**Supplied information:**
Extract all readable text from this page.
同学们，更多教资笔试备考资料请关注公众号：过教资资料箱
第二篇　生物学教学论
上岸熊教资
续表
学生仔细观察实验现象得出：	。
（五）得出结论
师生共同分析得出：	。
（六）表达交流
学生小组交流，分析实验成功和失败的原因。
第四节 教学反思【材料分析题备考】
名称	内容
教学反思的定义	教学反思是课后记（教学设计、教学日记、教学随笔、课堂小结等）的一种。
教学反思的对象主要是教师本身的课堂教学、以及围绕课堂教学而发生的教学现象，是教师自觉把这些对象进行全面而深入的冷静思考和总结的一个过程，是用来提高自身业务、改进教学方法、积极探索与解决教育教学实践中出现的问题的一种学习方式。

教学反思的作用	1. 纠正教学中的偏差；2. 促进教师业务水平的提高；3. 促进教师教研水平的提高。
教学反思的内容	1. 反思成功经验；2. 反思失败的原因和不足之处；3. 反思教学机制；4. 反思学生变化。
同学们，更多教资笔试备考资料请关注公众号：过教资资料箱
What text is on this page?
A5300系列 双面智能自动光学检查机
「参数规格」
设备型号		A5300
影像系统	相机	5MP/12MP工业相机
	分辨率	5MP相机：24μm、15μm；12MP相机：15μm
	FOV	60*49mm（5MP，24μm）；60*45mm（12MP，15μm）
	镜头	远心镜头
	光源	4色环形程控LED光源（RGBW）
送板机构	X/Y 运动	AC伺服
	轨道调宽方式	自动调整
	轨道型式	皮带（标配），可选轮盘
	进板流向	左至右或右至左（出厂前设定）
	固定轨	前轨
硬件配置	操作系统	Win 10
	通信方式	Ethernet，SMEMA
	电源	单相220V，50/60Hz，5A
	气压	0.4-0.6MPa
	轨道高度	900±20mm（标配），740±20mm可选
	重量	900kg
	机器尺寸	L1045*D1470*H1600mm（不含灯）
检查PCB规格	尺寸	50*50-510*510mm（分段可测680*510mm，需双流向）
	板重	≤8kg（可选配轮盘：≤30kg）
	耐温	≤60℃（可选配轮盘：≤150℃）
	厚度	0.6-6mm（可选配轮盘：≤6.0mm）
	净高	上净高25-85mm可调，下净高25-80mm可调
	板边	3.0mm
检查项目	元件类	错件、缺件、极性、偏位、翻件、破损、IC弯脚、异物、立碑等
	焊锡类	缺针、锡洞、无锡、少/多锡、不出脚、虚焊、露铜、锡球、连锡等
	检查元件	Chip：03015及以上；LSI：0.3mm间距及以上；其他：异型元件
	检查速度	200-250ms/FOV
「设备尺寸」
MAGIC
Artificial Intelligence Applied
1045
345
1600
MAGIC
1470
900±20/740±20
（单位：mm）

**Aim:**
Reproduce exactly the lines from the one with "What text is on this page?" through the end of the entries above, both ends included.

**In response:**
What text is on this page?
A5300系列 双面智能自动光学检查机
「参数规格」
设备型号		A5300
影像系统	相机	5MP/12MP工业相机
	分辨率	5MP相机：24μm、15μm；12MP相机：15μm
	FOV	60*49mm（5MP，24μm）；60*45mm（12MP，15μm）
	镜头	远心镜头
	光源	4色环形程控LED光源（RGBW）
送板机构	X/Y 运动	AC伺服
	轨道调宽方式	自动调整
	轨道型式	皮带（标配），可选轮盘
	进板流向	左至右或右至左（出厂前设定）
	固定轨	前轨
硬件配置	操作系统	Win 10
	通信方式	Ethernet，SMEMA
	电源	单相220V，50/60Hz，5A
	气压	0.4-0.6MPa
	轨道高度	900±20mm（标配），740±20mm可选
	重量	900kg
	机器尺寸	L1045*D1470*H1600mm（不含灯）
检查PCB规格	尺寸	50*50-510*510mm（分段可测680*510mm，需双流向）
	板重	≤8kg（可选配轮盘：≤30kg）
	耐温	≤60℃（可选配轮盘：≤150℃）
	厚度	0.6-6mm（可选配轮盘：≤6.0mm）
	净高	上净高25-85mm可调，下净高25-80mm可调
	板边	3.0mm
检查项目	元件类	错件、缺件、极性、偏位、翻件、破损、IC弯脚、异物、立碑等
	焊锡类	缺针、锡洞、无锡、少/多锡、不出脚、虚焊、露铜、锡球、连锡等
	检查元件	Chip：03015及以上；LSI：0.3mm间距及以上；其他：异型元件
	检查速度	200-250ms/FOV
「设备尺寸」
MAGIC
Artificial Intelligence Applied
1045
345
1600
MAGIC
1470
900±20/740±20
（单位：mm）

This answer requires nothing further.